• **Goal of the exercise**: From the entries below, say how many lines carry the word "name", and give nothing but the number.

• **Input rows**:
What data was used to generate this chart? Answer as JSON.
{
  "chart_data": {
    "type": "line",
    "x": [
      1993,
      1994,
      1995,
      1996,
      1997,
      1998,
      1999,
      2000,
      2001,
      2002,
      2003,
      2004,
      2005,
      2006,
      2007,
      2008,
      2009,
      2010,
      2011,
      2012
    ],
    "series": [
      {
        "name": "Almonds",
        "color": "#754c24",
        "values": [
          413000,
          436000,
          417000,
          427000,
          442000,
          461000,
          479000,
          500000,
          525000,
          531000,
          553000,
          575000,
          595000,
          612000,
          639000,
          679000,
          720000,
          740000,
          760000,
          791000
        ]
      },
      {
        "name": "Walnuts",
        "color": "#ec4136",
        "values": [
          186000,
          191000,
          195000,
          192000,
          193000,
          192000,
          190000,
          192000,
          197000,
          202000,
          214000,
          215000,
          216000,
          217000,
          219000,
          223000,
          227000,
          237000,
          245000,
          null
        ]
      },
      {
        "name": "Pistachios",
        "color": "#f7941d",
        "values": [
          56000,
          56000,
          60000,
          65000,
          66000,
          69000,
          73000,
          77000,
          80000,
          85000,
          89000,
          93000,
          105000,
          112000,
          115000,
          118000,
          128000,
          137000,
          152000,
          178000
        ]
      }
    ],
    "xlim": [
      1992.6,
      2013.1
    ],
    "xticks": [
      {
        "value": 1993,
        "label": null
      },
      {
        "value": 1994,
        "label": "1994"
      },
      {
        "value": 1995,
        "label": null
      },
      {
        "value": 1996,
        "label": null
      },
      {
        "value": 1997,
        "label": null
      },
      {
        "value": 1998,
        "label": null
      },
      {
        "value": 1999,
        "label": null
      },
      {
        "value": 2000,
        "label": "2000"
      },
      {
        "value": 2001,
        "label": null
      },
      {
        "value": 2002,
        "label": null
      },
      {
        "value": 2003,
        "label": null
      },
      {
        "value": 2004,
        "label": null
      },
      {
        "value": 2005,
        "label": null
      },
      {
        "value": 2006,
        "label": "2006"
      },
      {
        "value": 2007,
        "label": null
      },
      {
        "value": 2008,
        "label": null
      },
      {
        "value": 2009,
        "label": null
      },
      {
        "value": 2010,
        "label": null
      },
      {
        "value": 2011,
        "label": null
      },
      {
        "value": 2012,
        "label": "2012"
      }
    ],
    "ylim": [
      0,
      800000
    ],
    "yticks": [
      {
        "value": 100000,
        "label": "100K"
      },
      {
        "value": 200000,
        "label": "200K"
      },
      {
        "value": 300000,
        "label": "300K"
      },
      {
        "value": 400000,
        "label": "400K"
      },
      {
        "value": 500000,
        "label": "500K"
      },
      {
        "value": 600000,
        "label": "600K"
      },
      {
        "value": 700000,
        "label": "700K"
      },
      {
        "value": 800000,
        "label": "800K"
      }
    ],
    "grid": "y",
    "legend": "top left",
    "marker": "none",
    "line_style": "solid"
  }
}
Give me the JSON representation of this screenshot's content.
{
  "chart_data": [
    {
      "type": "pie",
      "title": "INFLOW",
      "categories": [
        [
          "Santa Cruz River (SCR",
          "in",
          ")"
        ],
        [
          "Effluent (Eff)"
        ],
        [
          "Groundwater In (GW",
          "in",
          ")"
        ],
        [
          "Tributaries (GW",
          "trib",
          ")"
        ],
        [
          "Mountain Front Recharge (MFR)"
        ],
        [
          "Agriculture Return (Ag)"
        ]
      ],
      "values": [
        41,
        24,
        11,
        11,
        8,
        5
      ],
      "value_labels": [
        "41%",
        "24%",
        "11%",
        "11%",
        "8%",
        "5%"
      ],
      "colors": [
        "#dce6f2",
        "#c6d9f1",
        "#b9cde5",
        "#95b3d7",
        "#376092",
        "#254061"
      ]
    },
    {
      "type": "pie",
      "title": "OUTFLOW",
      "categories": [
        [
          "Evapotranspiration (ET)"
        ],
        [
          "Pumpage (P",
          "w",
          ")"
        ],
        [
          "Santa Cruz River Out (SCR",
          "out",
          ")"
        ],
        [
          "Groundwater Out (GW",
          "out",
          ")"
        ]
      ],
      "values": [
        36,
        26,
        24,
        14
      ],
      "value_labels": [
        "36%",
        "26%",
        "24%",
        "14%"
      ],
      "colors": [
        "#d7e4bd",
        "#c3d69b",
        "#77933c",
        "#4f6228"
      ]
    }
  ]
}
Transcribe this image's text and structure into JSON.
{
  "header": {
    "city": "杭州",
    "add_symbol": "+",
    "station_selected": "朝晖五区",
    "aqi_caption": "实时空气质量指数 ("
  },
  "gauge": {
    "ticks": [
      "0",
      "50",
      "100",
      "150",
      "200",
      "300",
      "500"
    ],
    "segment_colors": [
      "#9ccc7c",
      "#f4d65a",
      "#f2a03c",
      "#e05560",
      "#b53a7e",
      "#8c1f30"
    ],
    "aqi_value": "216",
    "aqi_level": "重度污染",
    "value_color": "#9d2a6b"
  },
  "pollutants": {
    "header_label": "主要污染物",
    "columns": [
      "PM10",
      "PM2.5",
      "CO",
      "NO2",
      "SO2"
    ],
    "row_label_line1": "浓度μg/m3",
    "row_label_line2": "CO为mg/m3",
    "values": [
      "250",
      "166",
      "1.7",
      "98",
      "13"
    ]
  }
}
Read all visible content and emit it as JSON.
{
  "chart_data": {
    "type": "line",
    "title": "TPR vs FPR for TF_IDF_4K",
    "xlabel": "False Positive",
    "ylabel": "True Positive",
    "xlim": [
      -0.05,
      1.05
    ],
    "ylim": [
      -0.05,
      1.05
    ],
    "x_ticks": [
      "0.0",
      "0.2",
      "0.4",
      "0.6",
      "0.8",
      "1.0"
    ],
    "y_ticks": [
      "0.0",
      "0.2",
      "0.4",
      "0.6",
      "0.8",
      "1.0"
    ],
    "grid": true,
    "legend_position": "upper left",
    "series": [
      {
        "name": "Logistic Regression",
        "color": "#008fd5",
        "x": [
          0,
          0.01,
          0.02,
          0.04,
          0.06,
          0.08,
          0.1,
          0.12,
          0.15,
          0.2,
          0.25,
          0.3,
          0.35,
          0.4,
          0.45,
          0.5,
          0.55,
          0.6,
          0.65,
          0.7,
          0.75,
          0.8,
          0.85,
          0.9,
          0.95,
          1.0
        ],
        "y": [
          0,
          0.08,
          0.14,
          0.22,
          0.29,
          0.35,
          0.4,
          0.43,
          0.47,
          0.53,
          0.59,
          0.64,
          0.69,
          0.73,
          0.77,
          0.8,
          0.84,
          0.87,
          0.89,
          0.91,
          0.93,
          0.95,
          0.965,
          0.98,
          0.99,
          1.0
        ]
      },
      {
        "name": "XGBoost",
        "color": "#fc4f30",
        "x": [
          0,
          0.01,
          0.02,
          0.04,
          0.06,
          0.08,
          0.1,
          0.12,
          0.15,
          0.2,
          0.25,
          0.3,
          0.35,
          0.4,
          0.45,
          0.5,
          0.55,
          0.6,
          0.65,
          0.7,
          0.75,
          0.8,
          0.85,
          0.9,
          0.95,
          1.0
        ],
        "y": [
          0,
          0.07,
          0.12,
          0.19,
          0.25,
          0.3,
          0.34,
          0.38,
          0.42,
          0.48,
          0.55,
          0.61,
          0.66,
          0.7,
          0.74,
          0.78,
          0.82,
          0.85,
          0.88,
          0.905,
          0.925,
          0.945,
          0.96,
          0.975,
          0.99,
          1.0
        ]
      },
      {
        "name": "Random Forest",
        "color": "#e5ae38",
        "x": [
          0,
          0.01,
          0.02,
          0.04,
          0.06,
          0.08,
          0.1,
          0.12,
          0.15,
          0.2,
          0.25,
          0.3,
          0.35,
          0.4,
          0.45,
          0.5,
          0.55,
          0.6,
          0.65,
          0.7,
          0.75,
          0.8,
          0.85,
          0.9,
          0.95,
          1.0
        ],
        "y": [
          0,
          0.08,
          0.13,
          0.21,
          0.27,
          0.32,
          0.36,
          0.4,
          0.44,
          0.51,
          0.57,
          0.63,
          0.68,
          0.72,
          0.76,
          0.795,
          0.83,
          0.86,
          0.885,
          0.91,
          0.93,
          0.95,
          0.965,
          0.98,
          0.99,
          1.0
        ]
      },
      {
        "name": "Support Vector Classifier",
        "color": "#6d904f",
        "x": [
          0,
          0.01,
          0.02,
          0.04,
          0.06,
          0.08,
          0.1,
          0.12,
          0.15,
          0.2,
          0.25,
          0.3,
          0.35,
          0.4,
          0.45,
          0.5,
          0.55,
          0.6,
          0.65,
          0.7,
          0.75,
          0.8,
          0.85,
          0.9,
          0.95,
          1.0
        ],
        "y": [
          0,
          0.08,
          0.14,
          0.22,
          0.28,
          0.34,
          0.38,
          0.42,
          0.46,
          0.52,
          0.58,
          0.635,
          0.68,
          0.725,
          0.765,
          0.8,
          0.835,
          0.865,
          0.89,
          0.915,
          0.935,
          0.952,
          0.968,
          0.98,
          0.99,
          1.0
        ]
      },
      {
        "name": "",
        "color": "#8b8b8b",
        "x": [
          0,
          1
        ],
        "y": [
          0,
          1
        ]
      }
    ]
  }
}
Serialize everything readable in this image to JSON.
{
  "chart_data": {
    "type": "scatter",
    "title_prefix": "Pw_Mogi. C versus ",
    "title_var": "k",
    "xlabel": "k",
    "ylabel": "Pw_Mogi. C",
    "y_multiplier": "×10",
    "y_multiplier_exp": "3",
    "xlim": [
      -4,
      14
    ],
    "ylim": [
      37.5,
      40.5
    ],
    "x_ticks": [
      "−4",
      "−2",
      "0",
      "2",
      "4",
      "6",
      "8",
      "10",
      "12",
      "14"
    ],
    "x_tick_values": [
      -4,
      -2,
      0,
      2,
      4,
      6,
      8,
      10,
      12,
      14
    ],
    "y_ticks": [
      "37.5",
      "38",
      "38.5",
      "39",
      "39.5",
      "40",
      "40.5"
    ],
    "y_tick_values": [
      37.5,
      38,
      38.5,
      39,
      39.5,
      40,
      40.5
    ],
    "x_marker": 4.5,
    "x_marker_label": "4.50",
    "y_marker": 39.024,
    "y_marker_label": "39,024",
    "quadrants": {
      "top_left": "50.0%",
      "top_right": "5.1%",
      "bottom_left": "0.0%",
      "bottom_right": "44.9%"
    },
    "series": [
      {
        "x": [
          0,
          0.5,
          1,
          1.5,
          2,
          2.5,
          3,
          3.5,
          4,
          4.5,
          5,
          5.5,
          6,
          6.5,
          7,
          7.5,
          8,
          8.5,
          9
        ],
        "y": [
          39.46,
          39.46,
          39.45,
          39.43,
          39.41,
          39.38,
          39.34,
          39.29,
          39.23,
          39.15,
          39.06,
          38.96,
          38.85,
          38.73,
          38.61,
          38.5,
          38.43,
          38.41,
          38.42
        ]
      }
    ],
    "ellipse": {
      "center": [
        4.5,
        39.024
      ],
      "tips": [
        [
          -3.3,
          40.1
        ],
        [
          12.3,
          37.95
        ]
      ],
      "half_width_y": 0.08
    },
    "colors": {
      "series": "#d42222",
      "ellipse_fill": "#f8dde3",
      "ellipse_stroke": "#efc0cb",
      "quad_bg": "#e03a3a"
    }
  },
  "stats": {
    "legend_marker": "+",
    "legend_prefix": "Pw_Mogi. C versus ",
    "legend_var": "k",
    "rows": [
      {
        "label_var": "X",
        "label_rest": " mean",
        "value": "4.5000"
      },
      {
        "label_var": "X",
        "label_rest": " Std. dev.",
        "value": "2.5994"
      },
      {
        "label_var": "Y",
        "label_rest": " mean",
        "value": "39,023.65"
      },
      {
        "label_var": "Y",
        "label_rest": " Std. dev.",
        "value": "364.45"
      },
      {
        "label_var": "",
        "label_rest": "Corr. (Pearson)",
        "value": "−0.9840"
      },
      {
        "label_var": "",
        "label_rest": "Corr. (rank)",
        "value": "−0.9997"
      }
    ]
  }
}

• **Reply**: 8